WHAT YOU ARE ASKED TO DO: Return all lines with the word "number" in them.

#####

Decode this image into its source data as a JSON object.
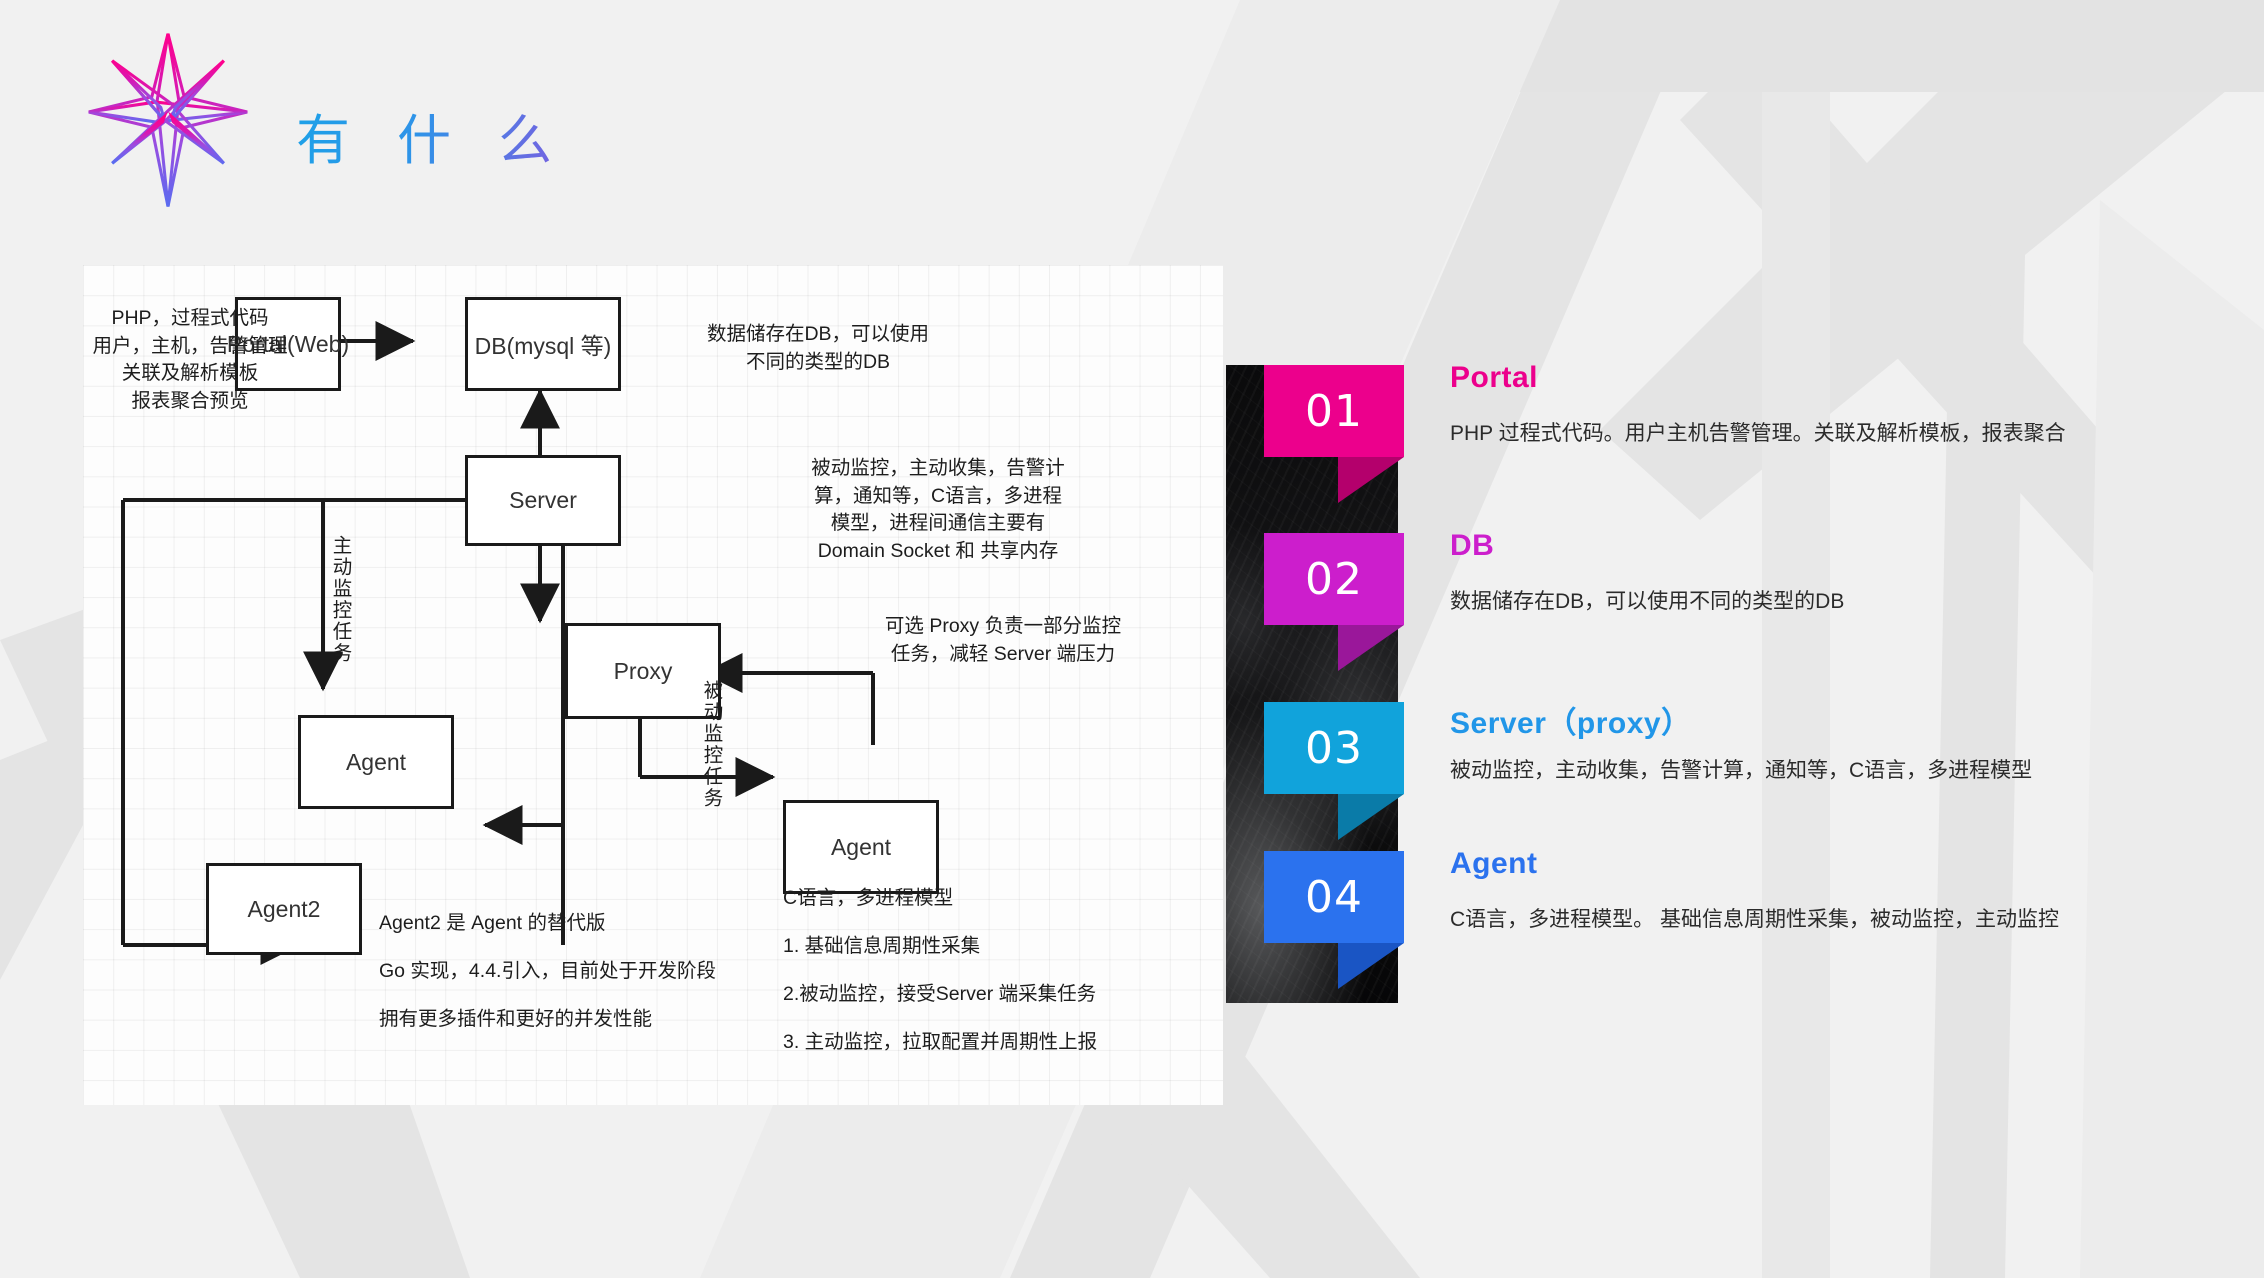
{
  "header": {
    "title": "有 什 么",
    "logo_icon": "eight-point-star-logo"
  },
  "diagram": {
    "boxes": [
      {
        "id": "portal",
        "label": "Portal(Web)"
      },
      {
        "id": "db",
        "label": "DB(mysql 等)"
      },
      {
        "id": "server",
        "label": "Server"
      },
      {
        "id": "proxy",
        "label": "Proxy"
      },
      {
        "id": "agent",
        "label": "Agent"
      },
      {
        "id": "agent_right",
        "label": "Agent"
      },
      {
        "id": "agent2",
        "label": "Agent2"
      }
    ],
    "notes": {
      "portal": "PHP，过程式代码\n用户，主机，告警管理\n关联及解析模板\n报表聚合预览",
      "db": "数据储存在DB，可以使用\n不同的类型的DB",
      "server": "被动监控，主动收集，告警计\n算，通知等，C语言，多进程\n模型，进程间通信主要有\nDomain Socket 和 共享内存",
      "proxy": "可选 Proxy 负责一部分监控\n任务，减轻 Server 端压力",
      "agent2_line1": "Agent2 是 Agent 的替代版",
      "agent2_line2": "Go 实现，4.4.引入，目前处于开发阶段",
      "agent2_line3": "拥有更多插件和更好的并发性能",
      "agent_line1": "C语言，多进程模型",
      "agent_line2": "1. 基础信息周期性采集",
      "agent_line3": "2.被动监控，接受Server 端采集任务",
      "agent_line4": "3. 主动监控，拉取配置并周期性上报"
    },
    "edge_labels": {
      "active": "主动监控任务",
      "passive": "被动监控任务"
    }
  },
  "list": {
    "items": [
      {
        "number": "01",
        "title": "Portal",
        "desc": "PHP 过程式代码。用户主机告警管理。关联及解析模板，报表聚合",
        "color": "#EC008C",
        "fold_color": "#B4006C",
        "title_color": "#EC008C"
      },
      {
        "number": "02",
        "title": "DB",
        "desc": "数据储存在DB，可以使用不同的类型的DB",
        "color": "#CC1ECC",
        "fold_color": "#9A179A",
        "title_color": "#CC1ECC"
      },
      {
        "number": "03",
        "title": "Server（proxy）",
        "desc": "被动监控，主动收集，告警计算，通知等，C语言，多进程模型",
        "color": "#11A3DB",
        "fold_color": "#0A7BA8",
        "title_color": "#2196E8"
      },
      {
        "number": "04",
        "title": "Agent",
        "desc": "C语言，多进程模型。 基础信息周期性采集，被动监控，主动监控",
        "color": "#2B72EE",
        "fold_color": "#1A55C4",
        "title_color": "#2B72EE"
      }
    ]
  }
}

#####

RESPONSE FOR THIS EXERCISE:
        "number": "01",
        "number": "02",
        "number": "03",
        "number": "04",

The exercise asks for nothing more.